[START Data for the task]

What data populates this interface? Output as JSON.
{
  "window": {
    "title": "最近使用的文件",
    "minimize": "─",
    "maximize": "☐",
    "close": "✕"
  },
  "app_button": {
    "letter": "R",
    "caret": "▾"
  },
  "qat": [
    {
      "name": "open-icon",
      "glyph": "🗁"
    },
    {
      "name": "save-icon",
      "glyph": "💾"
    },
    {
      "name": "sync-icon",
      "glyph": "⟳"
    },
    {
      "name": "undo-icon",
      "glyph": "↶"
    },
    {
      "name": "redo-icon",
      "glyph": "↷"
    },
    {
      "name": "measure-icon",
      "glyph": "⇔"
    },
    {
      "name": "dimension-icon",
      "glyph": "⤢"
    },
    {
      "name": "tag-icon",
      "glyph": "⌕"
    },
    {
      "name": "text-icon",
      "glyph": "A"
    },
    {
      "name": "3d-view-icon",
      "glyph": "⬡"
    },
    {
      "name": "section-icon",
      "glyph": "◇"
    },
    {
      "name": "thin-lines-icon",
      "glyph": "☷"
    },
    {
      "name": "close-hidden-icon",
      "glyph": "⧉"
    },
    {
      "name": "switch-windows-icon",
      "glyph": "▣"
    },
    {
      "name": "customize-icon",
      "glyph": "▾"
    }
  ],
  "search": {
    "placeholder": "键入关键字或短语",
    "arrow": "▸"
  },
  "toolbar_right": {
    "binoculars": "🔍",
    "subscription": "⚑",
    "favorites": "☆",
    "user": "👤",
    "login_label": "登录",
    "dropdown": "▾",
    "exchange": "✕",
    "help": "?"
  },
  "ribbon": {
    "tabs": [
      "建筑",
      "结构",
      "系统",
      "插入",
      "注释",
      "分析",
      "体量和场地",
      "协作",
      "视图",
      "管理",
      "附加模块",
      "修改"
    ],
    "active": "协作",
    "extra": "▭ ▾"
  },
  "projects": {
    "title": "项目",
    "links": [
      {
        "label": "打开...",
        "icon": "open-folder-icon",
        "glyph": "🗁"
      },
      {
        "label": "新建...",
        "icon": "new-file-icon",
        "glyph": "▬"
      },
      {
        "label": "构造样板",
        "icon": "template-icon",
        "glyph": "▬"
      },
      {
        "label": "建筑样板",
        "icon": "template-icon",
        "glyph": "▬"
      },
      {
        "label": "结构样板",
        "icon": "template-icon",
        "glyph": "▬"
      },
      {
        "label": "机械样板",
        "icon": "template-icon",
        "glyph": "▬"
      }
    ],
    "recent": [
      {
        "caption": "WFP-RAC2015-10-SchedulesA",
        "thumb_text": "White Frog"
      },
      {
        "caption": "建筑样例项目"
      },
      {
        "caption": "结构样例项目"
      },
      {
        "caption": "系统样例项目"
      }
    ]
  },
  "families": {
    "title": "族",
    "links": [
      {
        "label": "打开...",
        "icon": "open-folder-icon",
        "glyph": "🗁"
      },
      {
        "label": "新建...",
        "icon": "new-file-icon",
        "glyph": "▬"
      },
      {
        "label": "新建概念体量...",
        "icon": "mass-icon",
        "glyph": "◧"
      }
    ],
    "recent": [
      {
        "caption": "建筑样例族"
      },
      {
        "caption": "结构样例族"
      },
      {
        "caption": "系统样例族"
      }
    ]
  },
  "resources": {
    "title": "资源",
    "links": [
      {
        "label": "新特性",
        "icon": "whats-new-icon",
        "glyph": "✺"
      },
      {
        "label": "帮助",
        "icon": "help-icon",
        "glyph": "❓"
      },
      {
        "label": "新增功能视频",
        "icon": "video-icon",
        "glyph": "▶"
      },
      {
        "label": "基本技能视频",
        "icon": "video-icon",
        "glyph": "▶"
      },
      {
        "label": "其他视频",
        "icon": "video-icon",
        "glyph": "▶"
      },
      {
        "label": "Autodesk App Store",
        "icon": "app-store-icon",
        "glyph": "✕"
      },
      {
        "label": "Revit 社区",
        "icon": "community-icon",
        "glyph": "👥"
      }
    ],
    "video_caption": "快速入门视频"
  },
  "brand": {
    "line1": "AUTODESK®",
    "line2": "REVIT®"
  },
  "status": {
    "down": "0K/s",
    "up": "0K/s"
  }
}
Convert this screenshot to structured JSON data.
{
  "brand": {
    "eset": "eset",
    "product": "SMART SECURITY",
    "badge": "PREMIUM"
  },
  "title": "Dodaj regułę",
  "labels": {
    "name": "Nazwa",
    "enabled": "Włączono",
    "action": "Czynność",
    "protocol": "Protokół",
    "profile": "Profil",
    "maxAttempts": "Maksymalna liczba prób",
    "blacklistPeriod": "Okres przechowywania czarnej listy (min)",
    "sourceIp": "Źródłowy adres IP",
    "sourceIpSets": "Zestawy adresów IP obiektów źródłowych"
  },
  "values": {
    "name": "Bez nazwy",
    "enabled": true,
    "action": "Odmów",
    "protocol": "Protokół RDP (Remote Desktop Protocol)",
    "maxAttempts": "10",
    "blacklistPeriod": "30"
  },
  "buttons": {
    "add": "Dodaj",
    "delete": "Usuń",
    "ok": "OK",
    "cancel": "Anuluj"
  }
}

[END Data for the task]
[START Data for the task]

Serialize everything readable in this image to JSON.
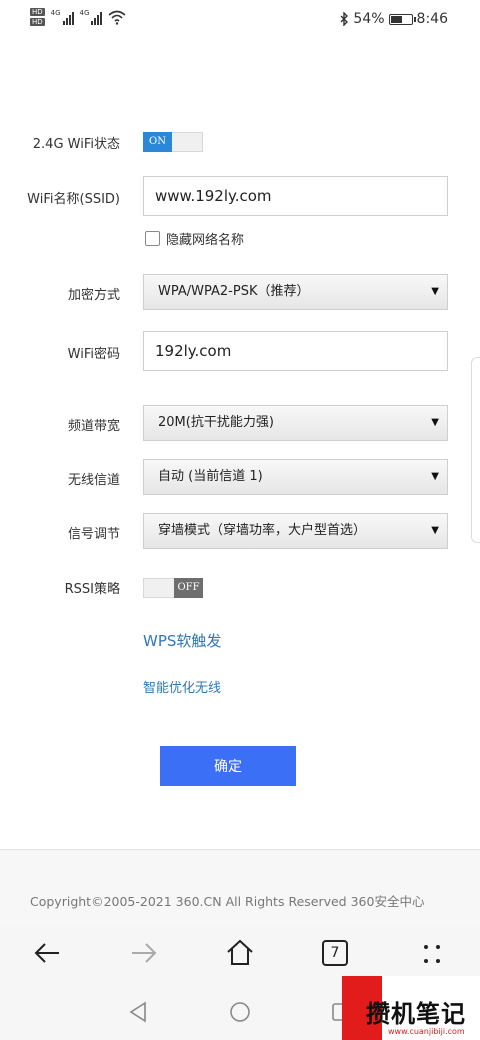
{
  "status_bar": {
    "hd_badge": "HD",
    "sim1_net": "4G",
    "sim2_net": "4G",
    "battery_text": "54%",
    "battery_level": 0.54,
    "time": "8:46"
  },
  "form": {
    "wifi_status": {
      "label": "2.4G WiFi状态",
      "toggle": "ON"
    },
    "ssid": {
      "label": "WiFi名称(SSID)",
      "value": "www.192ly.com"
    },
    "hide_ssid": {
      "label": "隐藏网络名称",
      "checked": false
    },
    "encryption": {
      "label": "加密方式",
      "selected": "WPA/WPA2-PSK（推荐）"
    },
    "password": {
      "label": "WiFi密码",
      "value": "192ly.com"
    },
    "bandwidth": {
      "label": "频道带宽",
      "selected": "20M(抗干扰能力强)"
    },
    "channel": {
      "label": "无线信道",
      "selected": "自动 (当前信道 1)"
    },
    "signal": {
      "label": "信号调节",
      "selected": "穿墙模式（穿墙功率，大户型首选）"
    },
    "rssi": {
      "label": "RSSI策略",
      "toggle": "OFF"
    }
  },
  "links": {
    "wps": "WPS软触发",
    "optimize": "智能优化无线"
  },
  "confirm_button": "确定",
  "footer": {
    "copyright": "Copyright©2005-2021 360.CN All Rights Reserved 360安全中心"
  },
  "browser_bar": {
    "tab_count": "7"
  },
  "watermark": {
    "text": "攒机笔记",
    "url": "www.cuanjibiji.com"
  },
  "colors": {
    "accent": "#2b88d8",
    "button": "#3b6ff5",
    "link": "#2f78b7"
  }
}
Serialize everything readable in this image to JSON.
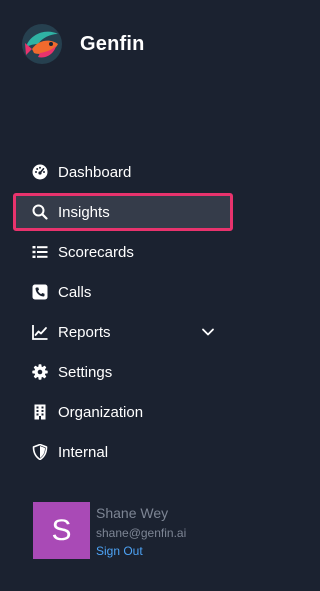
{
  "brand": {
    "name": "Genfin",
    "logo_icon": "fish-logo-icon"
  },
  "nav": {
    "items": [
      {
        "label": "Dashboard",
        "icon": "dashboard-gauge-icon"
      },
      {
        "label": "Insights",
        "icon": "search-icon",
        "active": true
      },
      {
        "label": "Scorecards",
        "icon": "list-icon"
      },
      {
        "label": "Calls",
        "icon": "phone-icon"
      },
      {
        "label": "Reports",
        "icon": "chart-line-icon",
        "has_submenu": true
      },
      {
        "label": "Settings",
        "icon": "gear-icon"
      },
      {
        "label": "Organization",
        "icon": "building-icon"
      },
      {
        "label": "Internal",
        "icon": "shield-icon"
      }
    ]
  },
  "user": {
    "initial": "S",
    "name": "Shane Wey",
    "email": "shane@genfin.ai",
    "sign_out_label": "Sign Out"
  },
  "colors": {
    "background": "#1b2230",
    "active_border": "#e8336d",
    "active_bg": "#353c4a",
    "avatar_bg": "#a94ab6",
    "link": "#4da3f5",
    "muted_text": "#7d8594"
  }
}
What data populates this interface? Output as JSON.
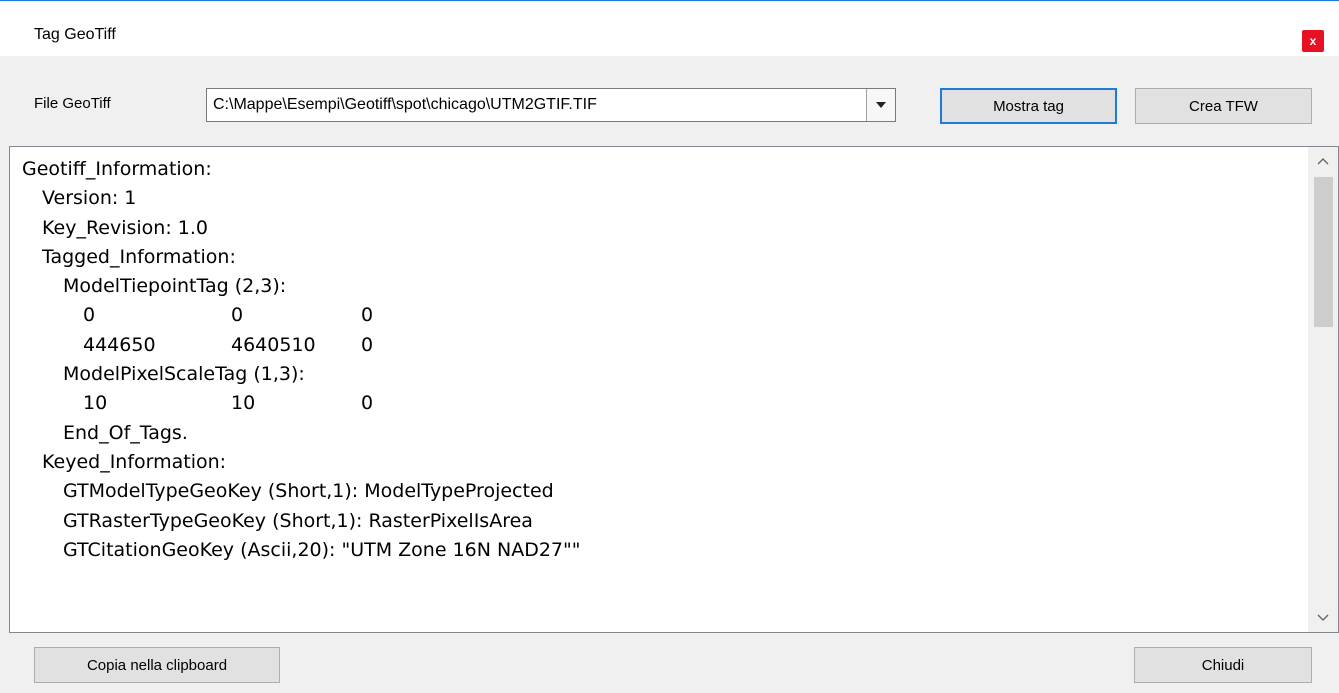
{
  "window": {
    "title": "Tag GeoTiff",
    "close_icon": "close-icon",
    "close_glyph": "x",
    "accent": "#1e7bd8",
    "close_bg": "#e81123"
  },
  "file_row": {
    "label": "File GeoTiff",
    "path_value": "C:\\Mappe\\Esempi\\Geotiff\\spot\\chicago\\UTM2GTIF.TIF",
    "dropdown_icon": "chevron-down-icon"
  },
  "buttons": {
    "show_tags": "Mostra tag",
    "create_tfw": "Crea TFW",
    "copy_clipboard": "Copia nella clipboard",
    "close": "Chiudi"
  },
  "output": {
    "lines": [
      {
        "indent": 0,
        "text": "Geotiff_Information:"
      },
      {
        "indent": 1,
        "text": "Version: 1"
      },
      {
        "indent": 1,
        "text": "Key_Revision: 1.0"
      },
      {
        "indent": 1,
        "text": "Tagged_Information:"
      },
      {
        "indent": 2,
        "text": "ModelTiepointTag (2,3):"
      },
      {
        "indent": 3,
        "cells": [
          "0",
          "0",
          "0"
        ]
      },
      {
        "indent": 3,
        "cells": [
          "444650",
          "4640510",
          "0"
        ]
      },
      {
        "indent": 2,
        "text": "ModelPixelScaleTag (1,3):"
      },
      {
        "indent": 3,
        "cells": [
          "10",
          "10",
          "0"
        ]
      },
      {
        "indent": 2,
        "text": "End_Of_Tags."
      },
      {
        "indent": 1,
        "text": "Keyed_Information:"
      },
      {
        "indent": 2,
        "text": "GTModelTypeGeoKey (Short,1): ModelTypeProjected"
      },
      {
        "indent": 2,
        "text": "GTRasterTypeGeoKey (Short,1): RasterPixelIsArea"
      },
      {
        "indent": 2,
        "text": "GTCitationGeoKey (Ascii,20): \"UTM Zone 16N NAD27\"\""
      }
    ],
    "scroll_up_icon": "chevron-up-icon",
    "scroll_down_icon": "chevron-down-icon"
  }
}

[END Data for the task]

### Your goal
Report how many lines in the data contain the word "true", with no words besides the number.

### Written answer
3